+++ DATA ROWS

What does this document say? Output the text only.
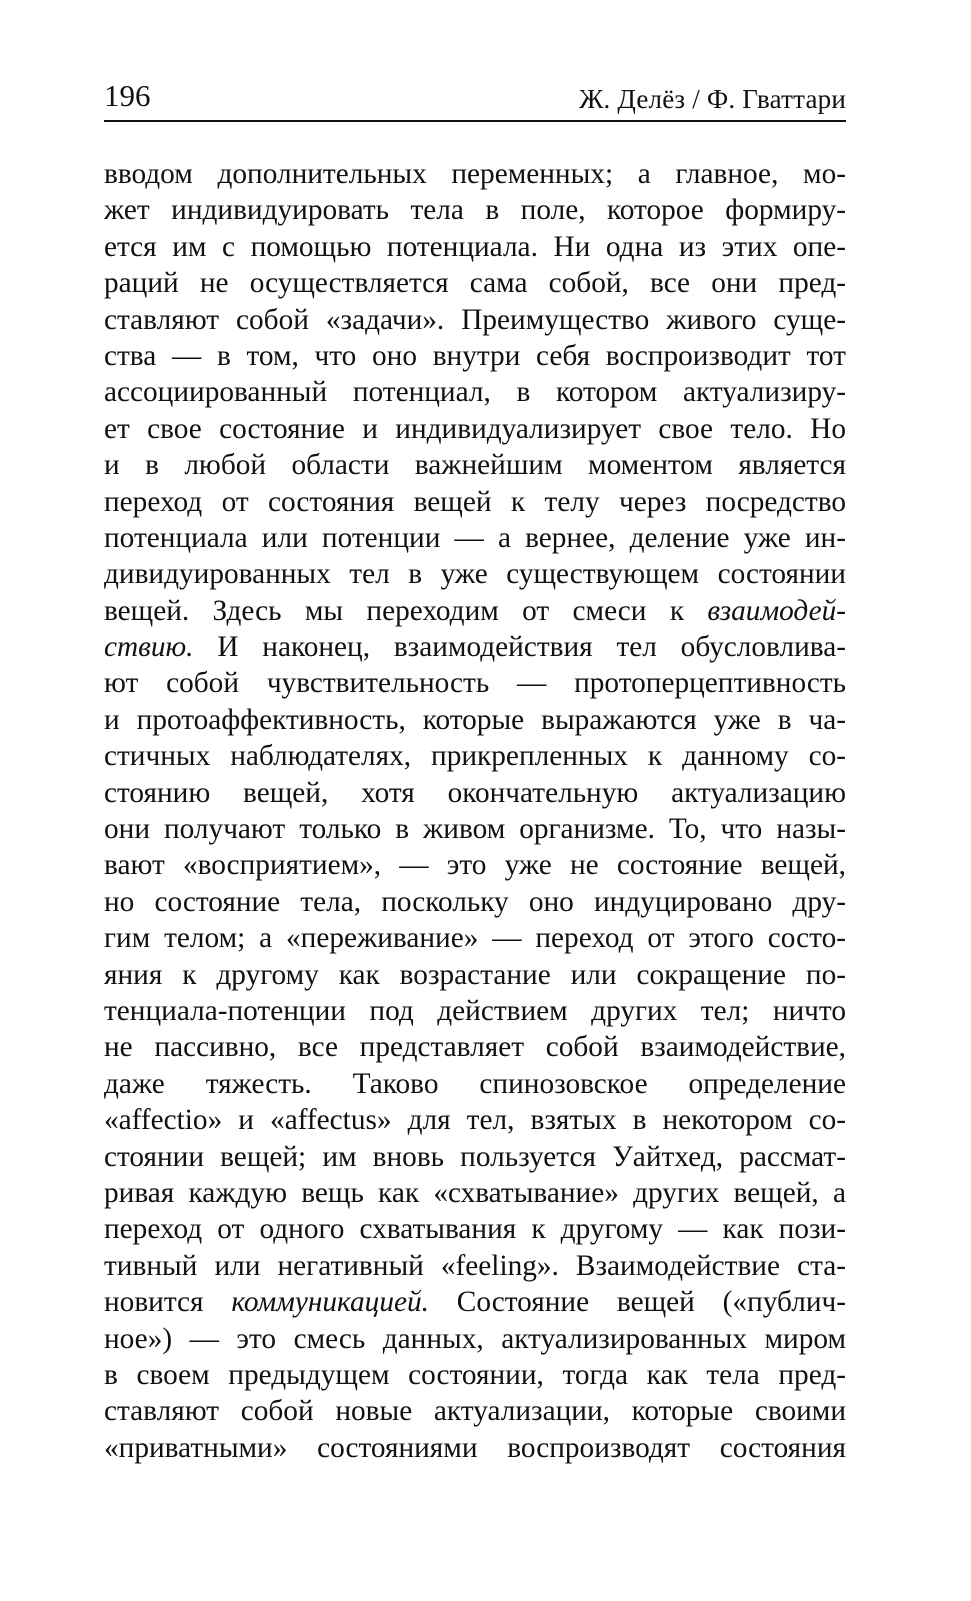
196	Ж. Делёз / Ф. Гваттари
вводом дополнительных переменных; а главное, мо-
жет индивидуировать тела в поле, которое формиру-
ется им с помощью потенциала. Ни одна из этих опе-
раций не осуществляется сама собой, все они пред-
ставляют собой «задачи». Преимущество живого суще-
ства — в том, что оно внутри себя воспроизводит тот
ассоциированный потенциал, в котором актуализиру-
ет свое состояние и индивидуализирует свое тело. Но
и в любой области важнейшим моментом является
переход от состояния вещей к телу через посредство
потенциала или потенции — а вернее, деление уже ин-
дивидуированных тел в уже существующем состоянии
вещей. Здесь мы переходим от смеси к взаимодей-
ствию. И наконец, взаимодействия тел обусловлива-
ют собой чувствительность — протоперцептивность
и протоаффективность, которые выражаются уже в ча-
стичных наблюдателях, прикрепленных к данному со-
стоянию вещей, хотя окончательную актуализацию
они получают только в живом организме. То, что назы-
вают «восприятием», — это уже не состояние вещей,
но состояние тела, поскольку оно индуцировано дру-
гим телом; а «переживание» — переход от этого состо-
яния к другому как возрастание или сокращение по-
тенциала-потенции под действием других тел; ничто
не пассивно, все представляет собой взаимодействие,
даже тяжесть. Таково спинозовское определение
«affectio» и «affectus» для тел, взятых в некотором со-
стоянии вещей; им вновь пользуется Уайтхед, рассмат-
ривая каждую вещь как «схватывание» других вещей, а
переход от одного схватывания к другому — как пози-
тивный или негативный «feeling». Взаимодействие ста-
новится коммуникацией. Состояние вещей («публич-
ное») — это смесь данных, актуализированных миром
в своем предыдущем состоянии, тогда как тела пред-
ставляют собой новые актуализации, которые своими
«приватными» состояниями воспроизводят состояния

++++++

§ **PROBLEM TO SOLVE**
How many lines in the records above contain the word "собой"? Reply with the number and nothing more.

§ **RESULT**
5